Furthermore, “bareroot is the best way to plant a fruit tree.” You get the best price, the trees have never been in a container so you don't run the risk of circling roots, you don't have to remove the fluffy nursery soil before planting, and “you can make the low prune while the tree is still young enough to manage it,” Ralph said.

Fruit trees can set more fruit than they can support, so thinning the fruit “is as important as pruning, and as psychologically difficult” as the knee-high cut, she said. If you can remove up to 75 percent of the fruit when it is “as big as your thumb,” your reward will be larger and higher-quality fruit.

The exception is citrus trees, which can handle the amount of fruit they set, and which don't need the routine pruning that deciduous fruit trees do. Another exception is fig trees, which “you can prune any way you want.”

Ralph's brilliant book, Grow a Little Fruit Tree: Simple Pruning Techniques for Small-Space, Easy-Harvest Fruit Trees (Storey Books, 2014, 168 p.) gives more details.

### Data listing
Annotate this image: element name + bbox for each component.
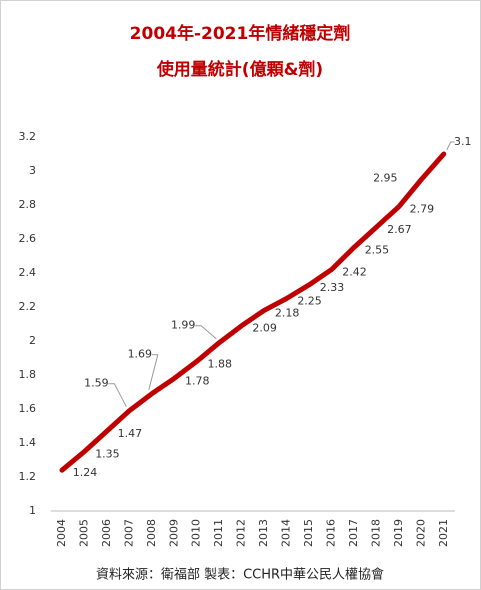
data-label: 1.99 — [171, 319, 196, 332]
data-label: 1.47 — [118, 427, 143, 440]
x-tick-label: 2012 — [235, 519, 248, 547]
y-tick-label: 2.6 — [19, 232, 37, 245]
y-tick-label: 1.4 — [19, 436, 37, 449]
data-label: 1.78 — [185, 374, 210, 387]
data-line — [59, 151, 447, 473]
data-label: 2.42 — [342, 266, 367, 279]
x-tick-label: 2009 — [167, 519, 180, 547]
data-label: 1.69 — [128, 348, 153, 361]
data-label: 2.55 — [365, 244, 390, 257]
data-label: 2.18 — [275, 306, 300, 319]
x-tick-label: 2018 — [369, 519, 382, 547]
x-tick-label: 2019 — [392, 519, 405, 547]
source-note: 資料來源：衛福部 製表：CCHR中華公民人權協會 — [96, 568, 384, 583]
leader-line — [195, 325, 217, 340]
x-tick-label: 2005 — [77, 519, 90, 547]
x-tick-label: 2016 — [324, 519, 337, 547]
x-tick-label: 2017 — [347, 519, 360, 547]
data-label: 2.95 — [373, 172, 398, 185]
x-tick-label: 2011 — [212, 519, 225, 547]
x-tick-label: 2010 — [190, 519, 203, 547]
leader-line — [148, 354, 159, 390]
y-tick-label: 2 — [29, 334, 36, 347]
data-label: 1.24 — [73, 466, 98, 479]
x-tick-label: 2014 — [280, 519, 293, 547]
y-tick-label: 1.6 — [19, 402, 37, 415]
data-label: 2.67 — [387, 223, 412, 236]
data-label: 1.35 — [95, 448, 120, 461]
chart-title: 2004年-2021年情緒穩定劑 — [130, 23, 351, 44]
x-tick-label: 2007 — [122, 519, 135, 547]
data-label: 1.88 — [207, 357, 232, 370]
x-tick-label: 2021 — [437, 519, 450, 547]
data-label: 2.33 — [320, 281, 345, 294]
x-tick-label: 2008 — [145, 519, 158, 547]
data-label: 2.09 — [252, 322, 277, 335]
y-tick-label: 2.4 — [19, 266, 37, 279]
chart-subtitle: 使用量統計(億顆&劑) — [156, 59, 323, 80]
data-label: 3.1 — [454, 135, 472, 148]
leader-line — [108, 383, 127, 407]
data-label: 1.59 — [84, 377, 109, 390]
x-tick-label: 2004 — [55, 519, 68, 547]
y-tick-label: 1.8 — [19, 368, 37, 381]
y-tick-label: 2.2 — [19, 300, 37, 313]
y-tick-label: 1.2 — [19, 470, 37, 483]
y-tick-label: 1 — [29, 504, 36, 517]
x-tick-label: 2006 — [100, 519, 113, 547]
x-tick-label: 2013 — [257, 519, 270, 547]
data-label: 2.79 — [410, 203, 435, 216]
y-tick-label: 3.2 — [19, 130, 37, 143]
x-tick-label: 2015 — [302, 519, 315, 547]
leader-line — [446, 141, 455, 151]
x-tick-label: 2020 — [414, 519, 427, 547]
y-tick-label: 2.8 — [19, 198, 37, 211]
data-label: 2.25 — [297, 295, 322, 308]
y-tick-label: 3 — [29, 164, 36, 177]
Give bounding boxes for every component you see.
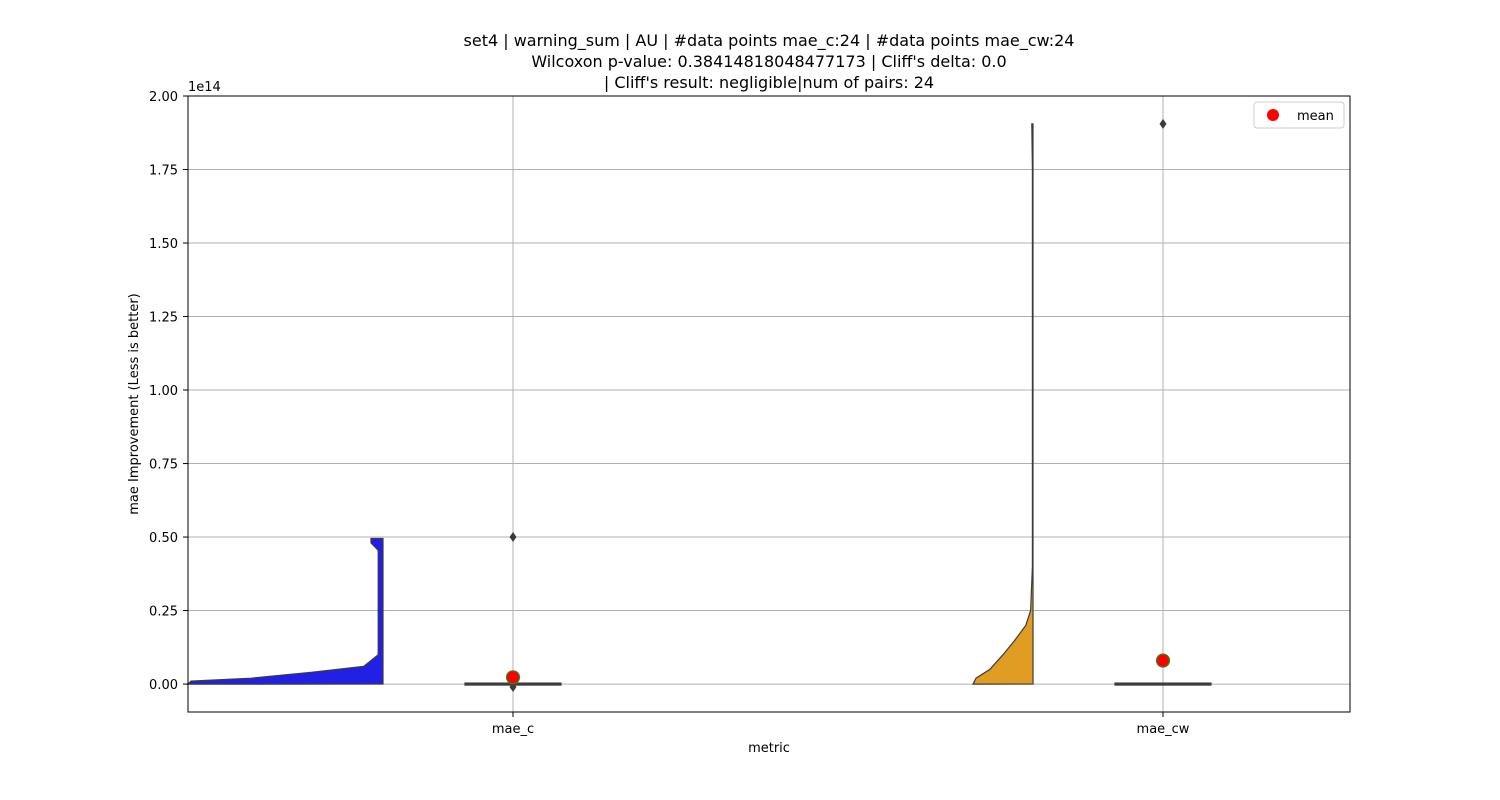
violin-mae_cw <box>972 123 1034 685</box>
outlier-point-mae_cw <box>1159 118 1167 129</box>
outlier-point-mae_c <box>509 682 517 693</box>
y-tick-label: 0.50 <box>149 531 178 546</box>
violin-mae_c <box>186 537 384 685</box>
y-scale-label: 1e14 <box>188 80 221 95</box>
legend-mean-marker <box>1267 109 1279 121</box>
y-tick-label: 0.00 <box>149 678 178 693</box>
boxes <box>464 118 1212 693</box>
title-line-2: Wilcoxon p-value: 0.38414818048477173 | … <box>531 52 1006 71</box>
legend: mean <box>1253 101 1345 129</box>
legend-box <box>1253 101 1345 129</box>
outlier-point-mae_c <box>509 532 517 543</box>
x-tick-label: mae_cw <box>1137 722 1190 737</box>
y-tick-label: 0.25 <box>149 605 178 620</box>
y-tick-label: 1.50 <box>149 237 178 252</box>
markers <box>505 653 1171 685</box>
violins <box>186 123 1034 685</box>
mean-marker-mae_cw <box>1155 653 1171 668</box>
x-tick-label: mae_c <box>492 722 534 737</box>
x-axis-ticks: mae_c mae_cw <box>492 712 1190 737</box>
x-axis-label: metric <box>748 741 790 756</box>
y-axis-label: mae Improvement (Less is better) <box>127 293 142 514</box>
grid <box>188 95 1350 712</box>
title-line-1: set4 | warning_sum | AU | #data points m… <box>464 31 1075 51</box>
y-axis-ticks: 0.00 0.25 0.50 0.75 1.00 1.25 1.50 1.75 2.00 <box>149 90 188 693</box>
title-line-3: | Cliff's result: negligible|num of pair… <box>604 73 934 92</box>
y-tick-label: 2.00 <box>149 90 178 105</box>
y-tick-label: 0.75 <box>149 458 178 473</box>
chart-title: set4 | warning_sum | AU | #data points m… <box>464 31 1075 92</box>
y-tick-label: 1.00 <box>149 384 178 399</box>
legend-mean-label: mean <box>1297 109 1334 124</box>
plot-frame <box>187 95 1351 713</box>
mean-marker-mae_c <box>505 670 521 685</box>
y-tick-label: 1.25 <box>149 311 178 326</box>
y-tick-label: 1.75 <box>149 164 178 179</box>
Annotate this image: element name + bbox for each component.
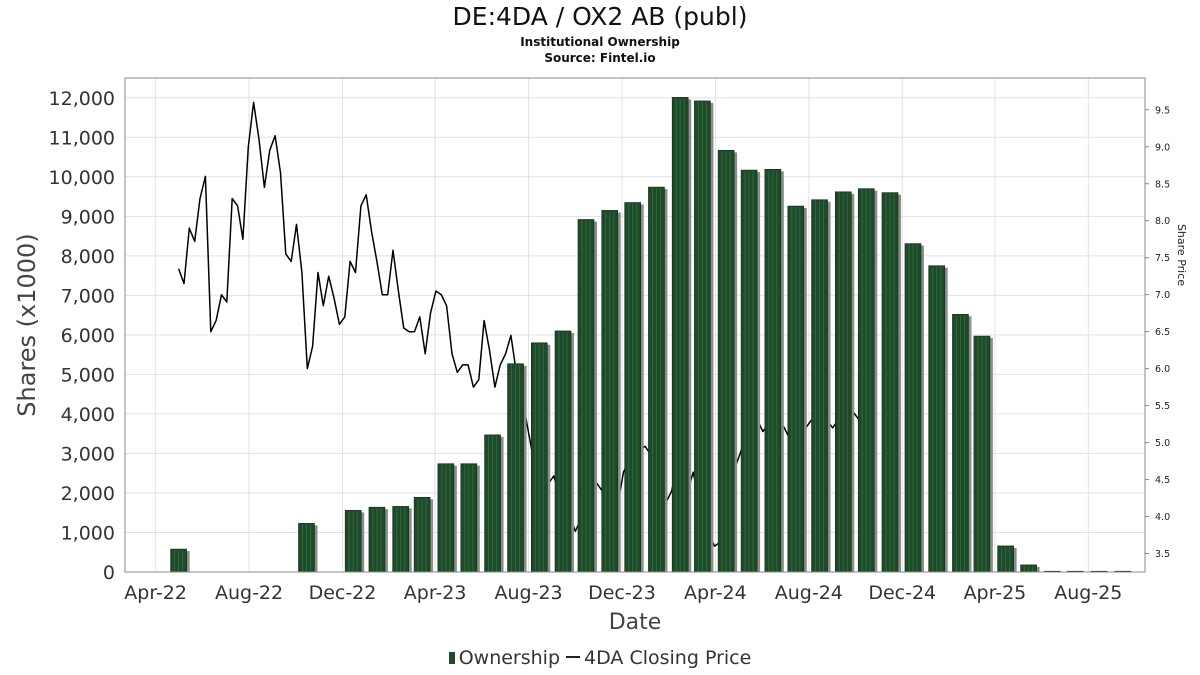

### Written instruction A
In the passage on growing small fruit trees, how big should the fruit be when you thin up to 75 percent of it?
### Written instruction B
Extend the passage on growing small fruit trees, beginning after its final sentence.

### Response A
As big as your thumb.

### Response B
Lemon and other citrus trees don't require the knee-high cut or the routine pruning that deciduous fruit trees do. Choose dwarfing rootstocks, and “shape citrus as you see fit,” Ralph says.

The fruit on this apricot tree is much too prolific for the tree to handle, and growing far too close together. Once the fruit is properly thinned, this branch will sustain 2 or 3 larger, better tasting, healthier apricots.

Rather than buying the largest container you can, Ralph advises choosing a younger, thinner deciduous fruit-tree sapling in bareroot season, around the beginning of the year. Typically, you will see saplings over 5 ft. high. Make the all-important knee-high cut either before you leave the nursery, or as soon as you plant it.